EXERCISE GOAL: Can you write out the whole listing exactly?
>> Begin RECORDS FOR THIS TASK
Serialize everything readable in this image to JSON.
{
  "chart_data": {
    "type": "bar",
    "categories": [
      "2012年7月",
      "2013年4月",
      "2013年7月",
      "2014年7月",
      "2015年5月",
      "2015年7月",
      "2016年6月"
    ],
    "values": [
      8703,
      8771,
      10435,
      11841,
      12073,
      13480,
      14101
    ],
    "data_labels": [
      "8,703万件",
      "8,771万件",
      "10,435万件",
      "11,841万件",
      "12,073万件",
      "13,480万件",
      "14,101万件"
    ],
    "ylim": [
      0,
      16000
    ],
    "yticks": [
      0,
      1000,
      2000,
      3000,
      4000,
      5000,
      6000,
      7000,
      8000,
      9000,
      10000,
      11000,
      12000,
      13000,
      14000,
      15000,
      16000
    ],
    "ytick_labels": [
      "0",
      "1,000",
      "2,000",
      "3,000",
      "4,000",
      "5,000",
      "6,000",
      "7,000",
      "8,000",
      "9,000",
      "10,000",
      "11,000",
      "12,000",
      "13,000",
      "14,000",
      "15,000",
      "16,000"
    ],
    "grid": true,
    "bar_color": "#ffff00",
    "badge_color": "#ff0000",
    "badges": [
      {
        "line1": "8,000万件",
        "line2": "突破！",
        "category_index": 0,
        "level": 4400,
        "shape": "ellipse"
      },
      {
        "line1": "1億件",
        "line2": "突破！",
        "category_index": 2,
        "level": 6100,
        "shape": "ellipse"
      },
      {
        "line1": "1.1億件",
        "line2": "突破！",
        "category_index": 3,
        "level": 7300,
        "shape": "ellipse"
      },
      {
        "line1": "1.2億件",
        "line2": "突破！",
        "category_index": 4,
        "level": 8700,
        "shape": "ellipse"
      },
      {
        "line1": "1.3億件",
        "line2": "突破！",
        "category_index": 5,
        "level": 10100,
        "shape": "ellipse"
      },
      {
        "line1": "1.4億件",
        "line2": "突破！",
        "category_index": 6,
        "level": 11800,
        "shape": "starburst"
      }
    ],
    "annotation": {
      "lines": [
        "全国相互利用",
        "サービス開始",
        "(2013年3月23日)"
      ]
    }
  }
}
>> End RECORDS FOR THIS TASK
COMPLETED TASK:
Serialize everything readable in this image to JSON.
{
  "chart_data": {
    "type": "bar",
    "categories": [
      "2012年7月",
      "2013年4月",
      "2013年7月",
      "2014年7月",
      "2015年5月",
      "2015年7月",
      "2016年6月"
    ],
    "values": [
      8703,
      8771,
      10435,
      11841,
      12073,
      13480,
      14101
    ],
    "data_labels": [
      "8,703万件",
      "8,771万件",
      "10,435万件",
      "11,841万件",
      "12,073万件",
      "13,480万件",
      "14,101万件"
    ],
    "ylim": [
      0,
      16000
    ],
    "yticks": [
      0,
      1000,
      2000,
      3000,
      4000,
      5000,
      6000,
      7000,
      8000,
      9000,
      10000,
      11000,
      12000,
      13000,
      14000,
      15000,
      16000
    ],
    "ytick_labels": [
      "0",
      "1,000",
      "2,000",
      "3,000",
      "4,000",
      "5,000",
      "6,000",
      "7,000",
      "8,000",
      "9,000",
      "10,000",
      "11,000",
      "12,000",
      "13,000",
      "14,000",
      "15,000",
      "16,000"
    ],
    "grid": true,
    "bar_color": "#ffff00",
    "badge_color": "#ff0000",
    "badges": [
      {
        "line1": "8,000万件",
        "line2": "突破！",
        "category_index": 0,
        "level": 4400,
        "shape": "ellipse"
      },
      {
        "line1": "1億件",
        "line2": "突破！",
        "category_index": 2,
        "level": 6100,
        "shape": "ellipse"
      },
      {
        "line1": "1.1億件",
        "line2": "突破！",
        "category_index": 3,
        "level": 7300,
        "shape": "ellipse"
      },
      {
        "line1": "1.2億件",
        "line2": "突破！",
        "category_index": 4,
        "level": 8700,
        "shape": "ellipse"
      },
      {
        "line1": "1.3億件",
        "line2": "突破！",
        "category_index": 5,
        "level": 10100,
        "shape": "ellipse"
      },
      {
        "line1": "1.4億件",
        "line2": "突破！",
        "category_index": 6,
        "level": 11800,
        "shape": "starburst"
      }
    ],
    "annotation": {
      "lines": [
        "全国相互利用",
        "サービス開始",
        "(2013年3月23日)"
      ]
    }
  }
}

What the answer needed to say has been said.